THE TASK |
All lines below must be repeated exactly, with the pictures omitted.

SUPPLIED MATERIAL |
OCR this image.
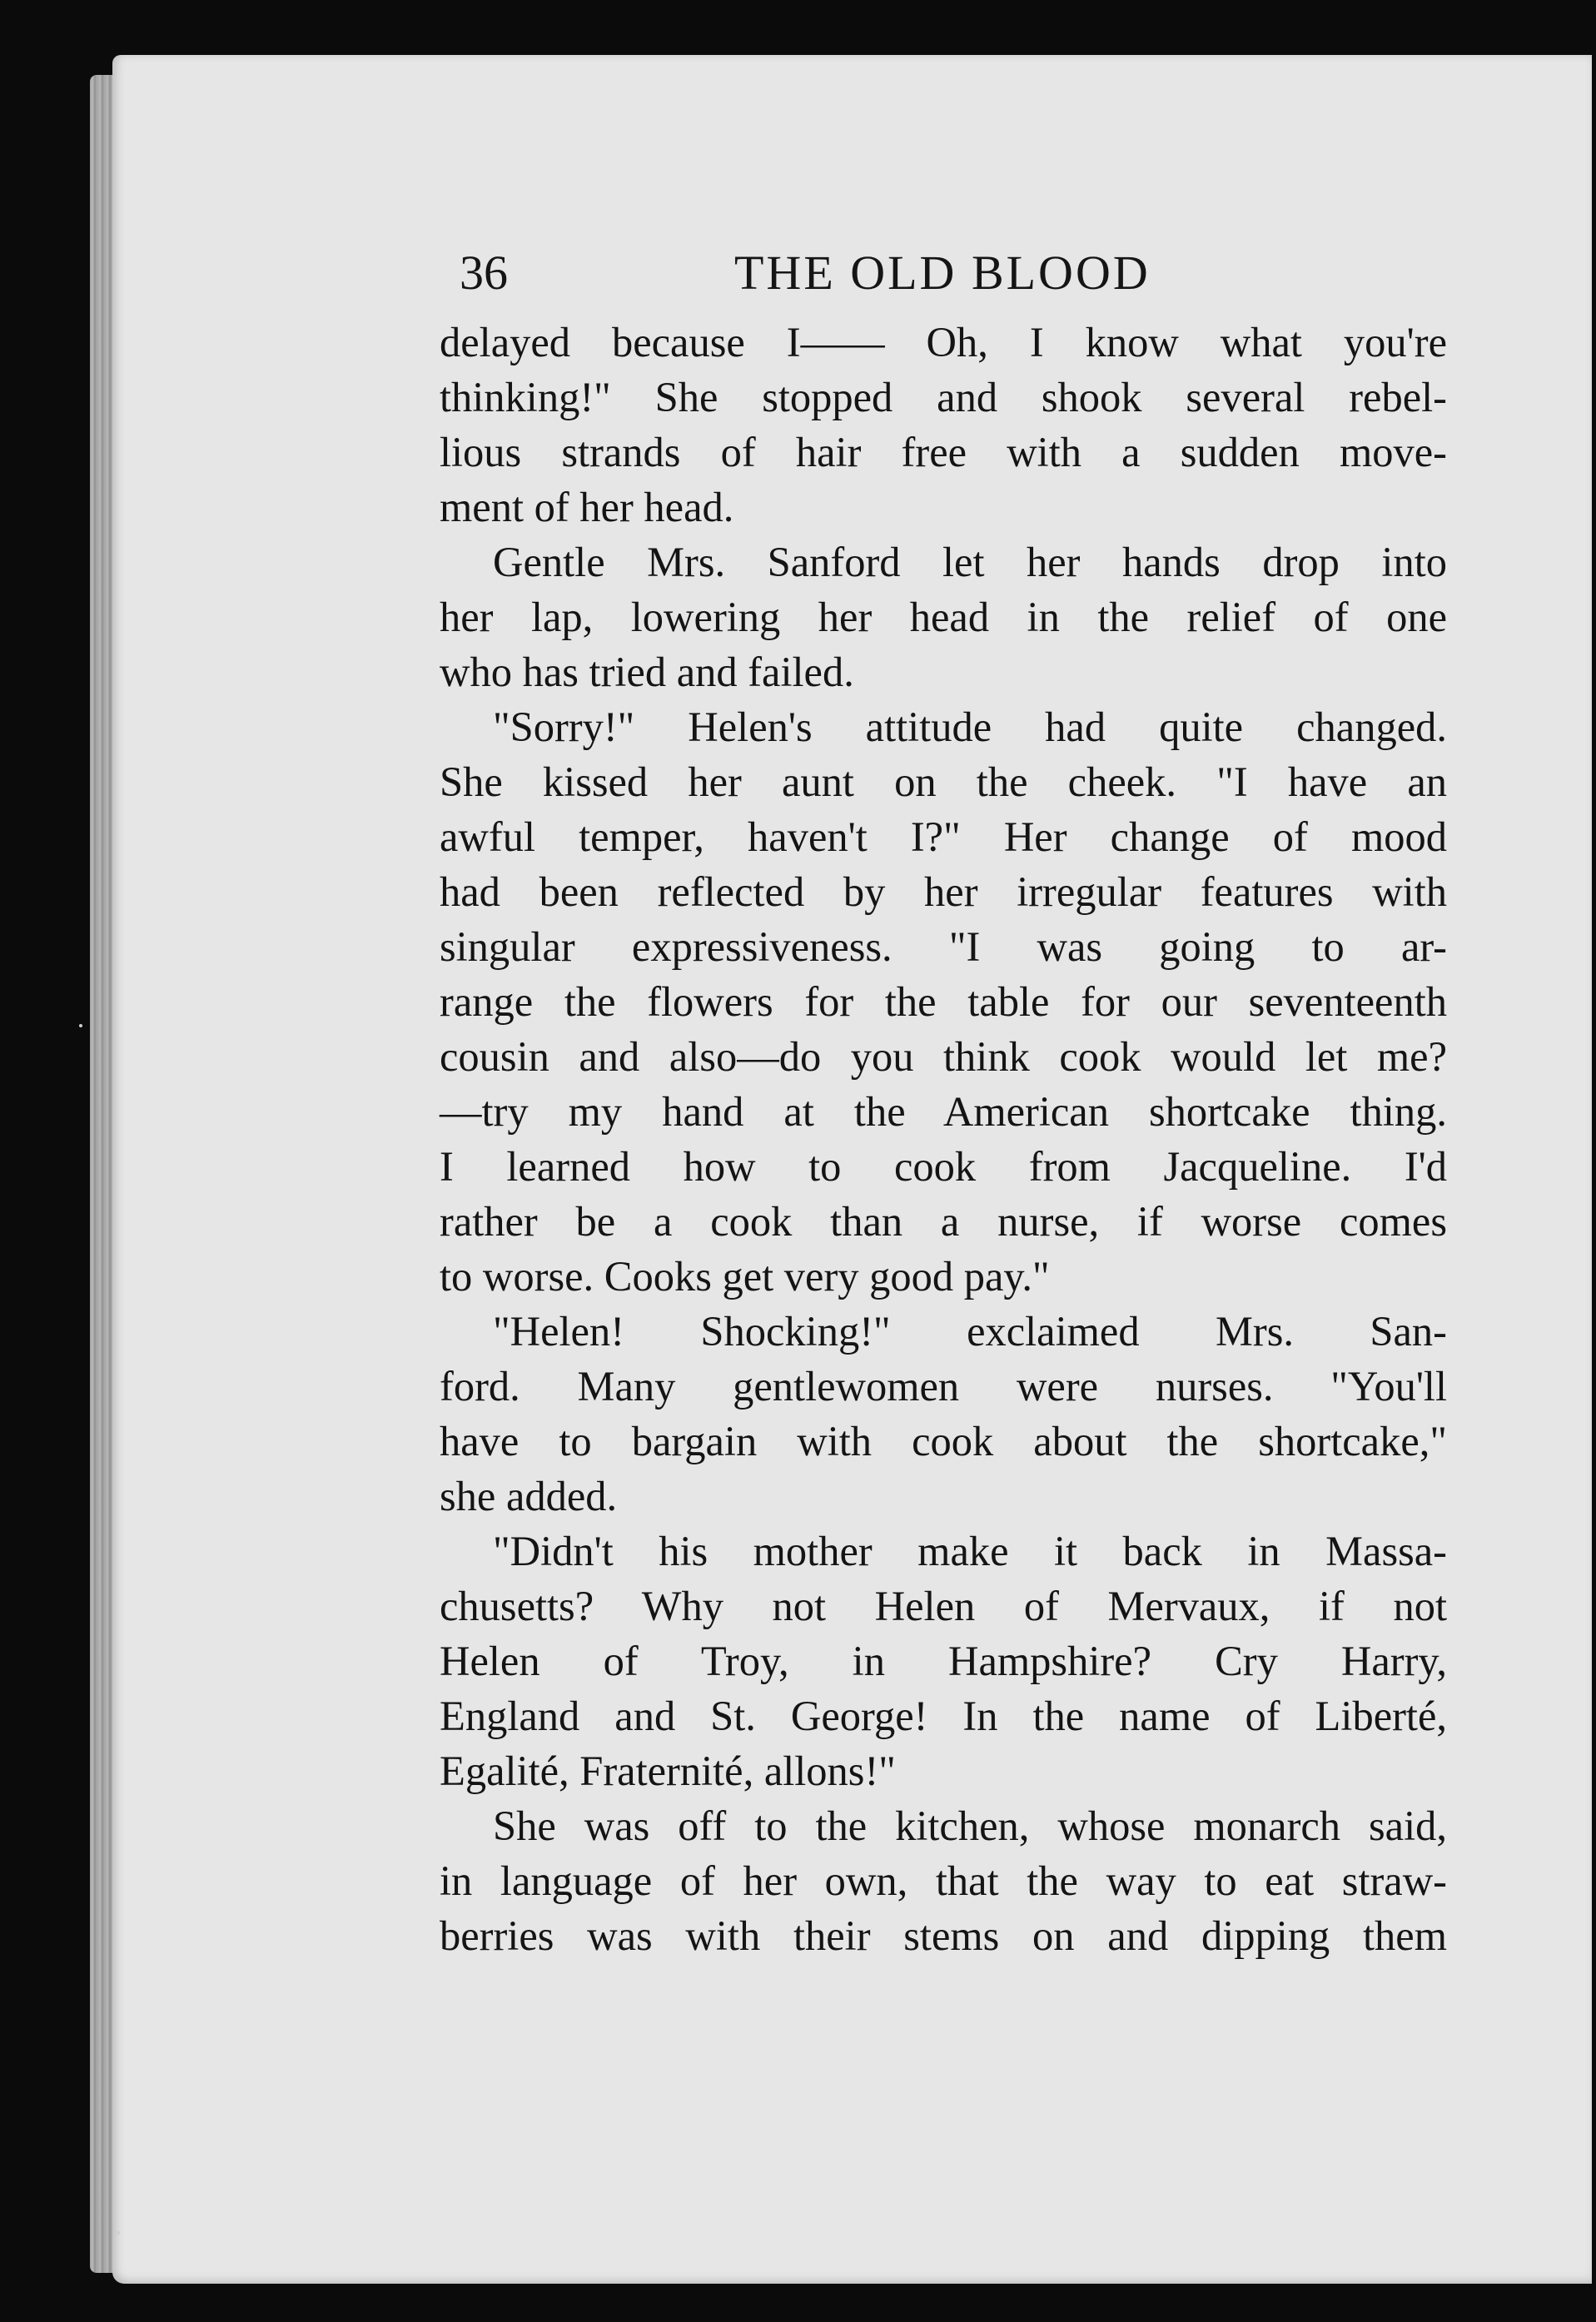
36	THE OLD BLOOD
delayed because I—— Oh, I know what you're
thinking!" She stopped and shook several rebel-
lious strands of hair free with a sudden move-
ment of her head.
Gentle Mrs. Sanford let her hands drop into
her lap, lowering her head in the relief of one
who has tried and failed.
"Sorry!" Helen's attitude had quite changed.
She kissed her aunt on the cheek. "I have an
awful temper, haven't I?" Her change of mood
had been reflected by her irregular features with
singular expressiveness. "I was going to ar-
range the flowers for the table for our seventeenth
cousin and also—do you think cook would let me?
—try my hand at the American shortcake thing.
I learned how to cook from Jacqueline. I'd
rather be a cook than a nurse, if worse comes
to worse. Cooks get very good pay."
"Helen! Shocking!" exclaimed Mrs. San-
ford. Many gentlewomen were nurses. "You'll
have to bargain with cook about the shortcake,"
she added.
"Didn't his mother make it back in Massa-
chusetts? Why not Helen of Mervaux, if not
Helen of Troy, in Hampshire? Cry Harry,
England and St. George! In the name of Liberté,
Egalité, Fraternité, allons!"
She was off to the kitchen, whose monarch said,
in language of her own, that the way to eat straw-
berries was with their stems on and dipping them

RESPONSE FOR THIS EXERCISE |
OCR this image.
36	THE OLD BLOOD
delayed because I—— Oh, I know what you're
thinking!" She stopped and shook several rebel-
lious strands of hair free with a sudden move-
ment of her head.
Gentle Mrs. Sanford let her hands drop into
her lap, lowering her head in the relief of one
who has tried and failed.
"Sorry!" Helen's attitude had quite changed.
She kissed her aunt on the cheek. "I have an
awful temper, haven't I?" Her change of mood
had been reflected by her irregular features with
singular expressiveness. "I was going to ar-
range the flowers for the table for our seventeenth
cousin and also—do you think cook would let me?
—try my hand at the American shortcake thing.
I learned how to cook from Jacqueline. I'd
rather be a cook than a nurse, if worse comes
to worse. Cooks get very good pay."
"Helen! Shocking!" exclaimed Mrs. San-
ford. Many gentlewomen were nurses. "You'll
have to bargain with cook about the shortcake,"
she added.
"Didn't his mother make it back in Massa-
chusetts? Why not Helen of Mervaux, if not
Helen of Troy, in Hampshire? Cry Harry,
England and St. George! In the name of Liberté,
Egalité, Fraternité, allons!"
She was off to the kitchen, whose monarch said,
in language of her own, that the way to eat straw-
berries was with their stems on and dipping them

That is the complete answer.